* MATERIAL FOR THIS EXERCISE *
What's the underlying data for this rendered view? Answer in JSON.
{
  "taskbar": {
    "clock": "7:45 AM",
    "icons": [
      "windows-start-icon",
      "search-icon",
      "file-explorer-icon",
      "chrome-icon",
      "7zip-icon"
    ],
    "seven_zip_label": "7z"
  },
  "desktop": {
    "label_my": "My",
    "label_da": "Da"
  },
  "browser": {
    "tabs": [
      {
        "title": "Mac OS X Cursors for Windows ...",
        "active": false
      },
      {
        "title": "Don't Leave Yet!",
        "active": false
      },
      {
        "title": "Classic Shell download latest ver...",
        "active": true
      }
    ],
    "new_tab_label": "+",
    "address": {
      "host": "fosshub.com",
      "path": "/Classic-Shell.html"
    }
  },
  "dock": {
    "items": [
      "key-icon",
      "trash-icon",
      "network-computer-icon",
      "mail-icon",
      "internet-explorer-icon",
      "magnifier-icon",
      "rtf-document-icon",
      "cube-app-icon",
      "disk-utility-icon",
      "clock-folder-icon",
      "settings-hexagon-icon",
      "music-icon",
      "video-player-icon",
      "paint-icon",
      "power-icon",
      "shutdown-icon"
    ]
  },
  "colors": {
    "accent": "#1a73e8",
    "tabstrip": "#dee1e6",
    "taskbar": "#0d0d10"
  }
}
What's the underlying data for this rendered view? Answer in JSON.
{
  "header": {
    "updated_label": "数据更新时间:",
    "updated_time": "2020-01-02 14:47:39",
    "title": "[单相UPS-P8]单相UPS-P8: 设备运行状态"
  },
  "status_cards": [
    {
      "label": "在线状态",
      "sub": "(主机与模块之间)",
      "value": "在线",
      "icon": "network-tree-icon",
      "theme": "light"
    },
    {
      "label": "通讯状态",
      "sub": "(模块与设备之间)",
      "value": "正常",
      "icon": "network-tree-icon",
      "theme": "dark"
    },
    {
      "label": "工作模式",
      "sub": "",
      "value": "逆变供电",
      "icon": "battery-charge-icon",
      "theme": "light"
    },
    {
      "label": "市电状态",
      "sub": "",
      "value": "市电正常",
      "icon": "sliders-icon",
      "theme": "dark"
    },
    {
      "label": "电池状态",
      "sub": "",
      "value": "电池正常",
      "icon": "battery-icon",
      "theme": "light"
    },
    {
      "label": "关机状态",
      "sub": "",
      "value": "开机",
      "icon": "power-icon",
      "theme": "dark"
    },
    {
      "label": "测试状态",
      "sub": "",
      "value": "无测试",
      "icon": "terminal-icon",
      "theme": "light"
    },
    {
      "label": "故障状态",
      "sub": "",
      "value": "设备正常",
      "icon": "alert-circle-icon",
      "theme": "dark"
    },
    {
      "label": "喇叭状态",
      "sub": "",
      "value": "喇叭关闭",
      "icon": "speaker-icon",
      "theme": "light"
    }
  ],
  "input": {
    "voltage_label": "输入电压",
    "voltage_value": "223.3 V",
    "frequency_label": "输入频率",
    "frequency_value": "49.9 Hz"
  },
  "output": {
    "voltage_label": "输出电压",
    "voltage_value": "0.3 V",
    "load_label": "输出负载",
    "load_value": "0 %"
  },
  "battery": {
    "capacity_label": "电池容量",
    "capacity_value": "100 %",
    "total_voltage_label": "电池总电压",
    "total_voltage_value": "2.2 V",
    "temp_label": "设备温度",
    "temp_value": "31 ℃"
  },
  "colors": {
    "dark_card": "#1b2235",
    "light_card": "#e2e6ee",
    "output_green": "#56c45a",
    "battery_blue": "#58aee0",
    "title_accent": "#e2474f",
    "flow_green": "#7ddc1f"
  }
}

* DIRECTIVE *
Repeat all entries. Match them exactly.

* ANSWER FOR THIS EXERCISE *
What's the underlying data for this rendered view? Answer in JSON.
{
  "taskbar": {
    "clock": "7:45 AM",
    "icons": [
      "windows-start-icon",
      "search-icon",
      "file-explorer-icon",
      "chrome-icon",
      "7zip-icon"
    ],
    "seven_zip_label": "7z"
  },
  "desktop": {
    "label_my": "My",
    "label_da": "Da"
  },
  "browser": {
    "tabs": [
      {
        "title": "Mac OS X Cursors for Windows ...",
        "active": false
      },
      {
        "title": "Don't Leave Yet!",
        "active": false
      },
      {
        "title": "Classic Shell download latest ver...",
        "active": true
      }
    ],
    "new_tab_label": "+",
    "address": {
      "host": "fosshub.com",
      "path": "/Classic-Shell.html"
    }
  },
  "dock": {
    "items": [
      "key-icon",
      "trash-icon",
      "network-computer-icon",
      "mail-icon",
      "internet-explorer-icon",
      "magnifier-icon",
      "rtf-document-icon",
      "cube-app-icon",
      "disk-utility-icon",
      "clock-folder-icon",
      "settings-hexagon-icon",
      "music-icon",
      "video-player-icon",
      "paint-icon",
      "power-icon",
      "shutdown-icon"
    ]
  },
  "colors": {
    "accent": "#1a73e8",
    "tabstrip": "#dee1e6",
    "taskbar": "#0d0d10"
  }
}
What's the underlying data for this rendered view? Answer in JSON.
{
  "header": {
    "updated_label": "数据更新时间:",
    "updated_time": "2020-01-02 14:47:39",
    "title": "[单相UPS-P8]单相UPS-P8: 设备运行状态"
  },
  "status_cards": [
    {
      "label": "在线状态",
      "sub": "(主机与模块之间)",
      "value": "在线",
      "icon": "network-tree-icon",
      "theme": "light"
    },
    {
      "label": "通讯状态",
      "sub": "(模块与设备之间)",
      "value": "正常",
      "icon": "network-tree-icon",
      "theme": "dark"
    },
    {
      "label": "工作模式",
      "sub": "",
      "value": "逆变供电",
      "icon": "battery-charge-icon",
      "theme": "light"
    },
    {
      "label": "市电状态",
      "sub": "",
      "value": "市电正常",
      "icon": "sliders-icon",
      "theme": "dark"
    },
    {
      "label": "电池状态",
      "sub": "",
      "value": "电池正常",
      "icon": "battery-icon",
      "theme": "light"
    },
    {
      "label": "关机状态",
      "sub": "",
      "value": "开机",
      "icon": "power-icon",
      "theme": "dark"
    },
    {
      "label": "测试状态",
      "sub": "",
      "value": "无测试",
      "icon": "terminal-icon",
      "theme": "light"
    },
    {
      "label": "故障状态",
      "sub": "",
      "value": "设备正常",
      "icon": "alert-circle-icon",
      "theme": "dark"
    },
    {
      "label": "喇叭状态",
      "sub": "",
      "value": "喇叭关闭",
      "icon": "speaker-icon",
      "theme": "light"
    }
  ],
  "input": {
    "voltage_label": "输入电压",
    "voltage_value": "223.3 V",
    "frequency_label": "输入频率",
    "frequency_value": "49.9 Hz"
  },
  "output": {
    "voltage_label": "输出电压",
    "voltage_value": "0.3 V",
    "load_label": "输出负载",
    "load_value": "0 %"
  },
  "battery": {
    "capacity_label": "电池容量",
    "capacity_value": "100 %",
    "total_voltage_label": "电池总电压",
    "total_voltage_value": "2.2 V",
    "temp_label": "设备温度",
    "temp_value": "31 ℃"
  },
  "colors": {
    "dark_card": "#1b2235",
    "light_card": "#e2e6ee",
    "output_green": "#56c45a",
    "battery_blue": "#58aee0",
    "title_accent": "#e2474f",
    "flow_green": "#7ddc1f"
  }
}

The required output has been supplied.